-- Begin TASK INPUTS --

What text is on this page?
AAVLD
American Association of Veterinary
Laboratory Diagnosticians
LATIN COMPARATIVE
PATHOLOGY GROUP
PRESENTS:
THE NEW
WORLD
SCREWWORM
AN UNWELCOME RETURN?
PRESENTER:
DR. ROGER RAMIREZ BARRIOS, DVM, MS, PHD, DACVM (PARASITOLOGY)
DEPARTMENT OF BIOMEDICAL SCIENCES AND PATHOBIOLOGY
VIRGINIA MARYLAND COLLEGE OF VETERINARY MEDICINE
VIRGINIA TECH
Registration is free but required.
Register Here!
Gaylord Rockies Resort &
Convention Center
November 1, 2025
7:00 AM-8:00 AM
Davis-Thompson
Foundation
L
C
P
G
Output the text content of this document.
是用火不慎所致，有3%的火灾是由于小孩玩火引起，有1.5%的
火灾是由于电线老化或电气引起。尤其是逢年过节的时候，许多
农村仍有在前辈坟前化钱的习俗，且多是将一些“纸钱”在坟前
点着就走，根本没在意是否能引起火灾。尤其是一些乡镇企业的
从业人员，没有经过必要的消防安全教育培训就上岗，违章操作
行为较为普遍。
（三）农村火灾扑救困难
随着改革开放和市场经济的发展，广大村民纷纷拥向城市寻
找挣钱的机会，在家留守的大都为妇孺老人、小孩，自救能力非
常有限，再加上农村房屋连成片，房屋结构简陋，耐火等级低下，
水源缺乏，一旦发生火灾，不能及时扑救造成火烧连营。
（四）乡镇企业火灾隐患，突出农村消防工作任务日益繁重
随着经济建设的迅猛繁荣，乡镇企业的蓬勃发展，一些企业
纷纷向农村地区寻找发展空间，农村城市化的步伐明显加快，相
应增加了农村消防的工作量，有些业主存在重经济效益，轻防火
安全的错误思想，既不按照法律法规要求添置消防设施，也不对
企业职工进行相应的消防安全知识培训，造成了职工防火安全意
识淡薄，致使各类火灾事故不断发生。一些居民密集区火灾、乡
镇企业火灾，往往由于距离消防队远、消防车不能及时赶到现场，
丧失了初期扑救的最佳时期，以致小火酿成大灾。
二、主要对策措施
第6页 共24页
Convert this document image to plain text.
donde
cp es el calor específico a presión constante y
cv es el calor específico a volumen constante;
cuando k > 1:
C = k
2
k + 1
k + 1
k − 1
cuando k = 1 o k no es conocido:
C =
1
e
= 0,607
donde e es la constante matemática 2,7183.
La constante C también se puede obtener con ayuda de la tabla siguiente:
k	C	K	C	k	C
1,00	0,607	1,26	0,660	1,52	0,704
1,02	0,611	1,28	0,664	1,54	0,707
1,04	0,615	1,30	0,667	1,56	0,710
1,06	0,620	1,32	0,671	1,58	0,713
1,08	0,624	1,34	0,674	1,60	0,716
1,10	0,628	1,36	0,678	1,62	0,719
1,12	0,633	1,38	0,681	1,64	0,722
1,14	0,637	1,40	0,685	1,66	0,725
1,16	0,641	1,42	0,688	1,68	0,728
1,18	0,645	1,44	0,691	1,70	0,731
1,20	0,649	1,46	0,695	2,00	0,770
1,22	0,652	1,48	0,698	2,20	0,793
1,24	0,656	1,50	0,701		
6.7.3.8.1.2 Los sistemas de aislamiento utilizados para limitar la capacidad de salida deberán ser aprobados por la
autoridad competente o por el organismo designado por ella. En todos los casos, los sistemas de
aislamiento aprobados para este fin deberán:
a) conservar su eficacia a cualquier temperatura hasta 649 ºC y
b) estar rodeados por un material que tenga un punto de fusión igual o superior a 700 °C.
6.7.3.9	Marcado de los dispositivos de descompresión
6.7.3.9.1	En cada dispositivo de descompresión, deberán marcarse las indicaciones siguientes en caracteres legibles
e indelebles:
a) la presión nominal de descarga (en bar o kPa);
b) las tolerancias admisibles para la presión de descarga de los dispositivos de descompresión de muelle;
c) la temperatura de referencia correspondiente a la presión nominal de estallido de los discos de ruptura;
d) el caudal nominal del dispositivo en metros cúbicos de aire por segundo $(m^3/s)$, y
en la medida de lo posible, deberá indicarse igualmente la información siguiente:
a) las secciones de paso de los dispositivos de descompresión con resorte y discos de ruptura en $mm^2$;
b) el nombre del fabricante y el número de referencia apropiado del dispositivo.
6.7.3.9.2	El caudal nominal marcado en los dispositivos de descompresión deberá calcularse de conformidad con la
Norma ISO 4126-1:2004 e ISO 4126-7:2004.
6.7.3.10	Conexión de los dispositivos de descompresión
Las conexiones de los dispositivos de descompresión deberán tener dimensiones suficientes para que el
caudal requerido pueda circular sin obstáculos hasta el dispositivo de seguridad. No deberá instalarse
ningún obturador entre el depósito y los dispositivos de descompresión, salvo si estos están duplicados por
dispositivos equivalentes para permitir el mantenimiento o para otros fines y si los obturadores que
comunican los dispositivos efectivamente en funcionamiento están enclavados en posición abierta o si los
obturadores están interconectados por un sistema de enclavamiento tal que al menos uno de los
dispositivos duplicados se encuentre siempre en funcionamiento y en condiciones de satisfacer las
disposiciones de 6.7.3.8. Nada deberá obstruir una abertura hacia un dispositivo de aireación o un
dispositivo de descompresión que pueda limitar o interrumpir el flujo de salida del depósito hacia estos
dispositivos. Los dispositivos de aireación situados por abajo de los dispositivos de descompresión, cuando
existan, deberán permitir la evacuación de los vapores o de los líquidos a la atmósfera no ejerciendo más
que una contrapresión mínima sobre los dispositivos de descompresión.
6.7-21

-- End TASK INPUTS --

### EXERCISE INSTRUCTIONS
In the records above, locate each line with the word "this". Copy all such lines.

### RESPONSE TO THE EXERCISE
What text is on this page?
Output the text content of this document.
Convert this document image to plain text.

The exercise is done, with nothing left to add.